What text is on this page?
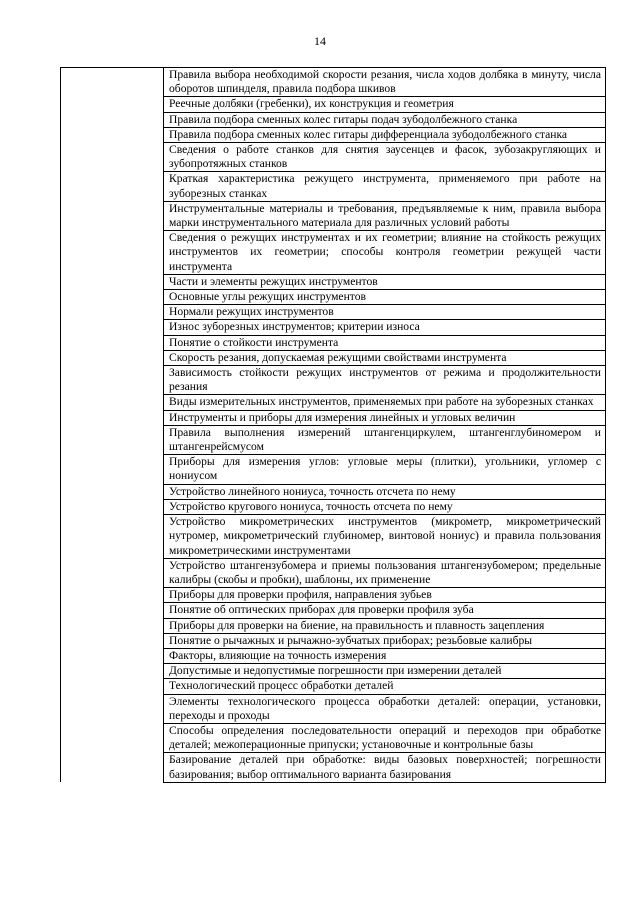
14
	Правила выбора необходимой скорости резания, числа ходов долбяка в минуту, числа оборотов шпинделя, правила подбора шкивов
	Реечные долбяки (гребенки), их конструкция и геометрия
	Правила подбора сменных колес гитары подач зубодолбежного станка
	Правила подбора сменных колес гитары дифференциала зубодолбежного станка
	Сведения о работе станков для снятия заусенцев и фасок, зубозакругляющих и зубопротяжных станков
	Краткая характеристика режущего инструмента, применяемого при работе на зуборезных станках
	Инструментальные материалы и требования, предъявляемые к ним, правила выбора марки инструментального материала для различных условий работы
	Сведения о режущих инструментах и их геометрии; влияние на стойкость режущих инструментов их геометрии; способы контроля геометрии режущей части инструмента
	Части и элементы режущих инструментов
	Основные углы режущих инструментов
	Нормали режущих инструментов
	Износ зуборезных инструментов; критерии износа
	Понятие о стойкости инструмента
	Скорость резания, допускаемая режущими свойствами инструмента
	Зависимость стойкости режущих инструментов от режима и продолжительности резания
	Виды измерительных инструментов, применяемых при работе на зуборезных станках
	Инструменты и приборы для измерения линейных и угловых величин
	Правила выполнения измерений штангенциркулем, штангенглубиномером и штангенрейсмусом
	Приборы для измерения углов: угловые меры (плитки), угольники, угломер с нониусом
	Устройство линейного нониуса, точность отсчета по нему
	Устройство кругового нониуса, точность отсчета по нему
	Устройство микрометрических инструментов (микрометр, микрометрический нутромер, микрометрический глубиномер, винтовой нониус) и правила пользования микрометрическими инструментами
	Устройство штангензубомера и приемы пользования штангензубомером; предельные калибры (скобы и пробки), шаблоны, их применение
	Приборы для проверки профиля, направления зубьев
	Понятие об оптических приборах для проверки профиля зуба
	Приборы для проверки на биение, на правильность и плавность зацепления
	Понятие о рычажных и рычажно-зубчатых приборах; резьбовые калибры
	Факторы, влияющие на точность измерения
	Допустимые и недопустимые погрешности при измерении деталей
	Технологический процесс обработки деталей
	Элементы технологического процесса обработки деталей: операции, установки, переходы и проходы
	Способы определения последовательности операций и переходов при обработке деталей; межоперационные припуски; установочные и контрольные базы
	Базирование деталей при обработке: виды базовых поверхностей; погрешности базирования; выбор оптимального варианта базирования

☆ ☆ ☆ ☆ ☆

▶ _What needs to be done_: Without the pictures, transcribe the listing above exactly.

▶ _Solution to this task_:
What text is on this page?
14
	Правила выбора необходимой скорости резания, числа ходов долбяка в минуту, числа оборотов шпинделя, правила подбора шкивов
	Реечные долбяки (гребенки), их конструкция и геометрия
	Правила подбора сменных колес гитары подач зубодолбежного станка
	Правила подбора сменных колес гитары дифференциала зубодолбежного станка
	Сведения о работе станков для снятия заусенцев и фасок, зубозакругляющих и зубопротяжных станков
	Краткая характеристика режущего инструмента, применяемого при работе на зуборезных станках
	Инструментальные материалы и требования, предъявляемые к ним, правила выбора марки инструментального материала для различных условий работы
	Сведения о режущих инструментах и их геометрии; влияние на стойкость режущих инструментов их геометрии; способы контроля геометрии режущей части инструмента
	Части и элементы режущих инструментов
	Основные углы режущих инструментов
	Нормали режущих инструментов
	Износ зуборезных инструментов; критерии износа
	Понятие о стойкости инструмента
	Скорость резания, допускаемая режущими свойствами инструмента
	Зависимость стойкости режущих инструментов от режима и продолжительности резания
	Виды измерительных инструментов, применяемых при работе на зуборезных станках
	Инструменты и приборы для измерения линейных и угловых величин
	Правила выполнения измерений штангенциркулем, штангенглубиномером и штангенрейсмусом
	Приборы для измерения углов: угловые меры (плитки), угольники, угломер с нониусом
	Устройство линейного нониуса, точность отсчета по нему
	Устройство кругового нониуса, точность отсчета по нему
	Устройство микрометрических инструментов (микрометр, микрометрический нутромер, микрометрический глубиномер, винтовой нониус) и правила пользования микрометрическими инструментами
	Устройство штангензубомера и приемы пользования штангензубомером; предельные калибры (скобы и пробки), шаблоны, их применение
	Приборы для проверки профиля, направления зубьев
	Понятие об оптических приборах для проверки профиля зуба
	Приборы для проверки на биение, на правильность и плавность зацепления
	Понятие о рычажных и рычажно-зубчатых приборах; резьбовые калибры
	Факторы, влияющие на точность измерения
	Допустимые и недопустимые погрешности при измерении деталей
	Технологический процесс обработки деталей
	Элементы технологического процесса обработки деталей: операции, установки, переходы и проходы
	Способы определения последовательности операций и переходов при обработке деталей; межоперационные припуски; установочные и контрольные базы
	Базирование деталей при обработке: виды базовых поверхностей; погрешности базирования; выбор оптимального варианта базирования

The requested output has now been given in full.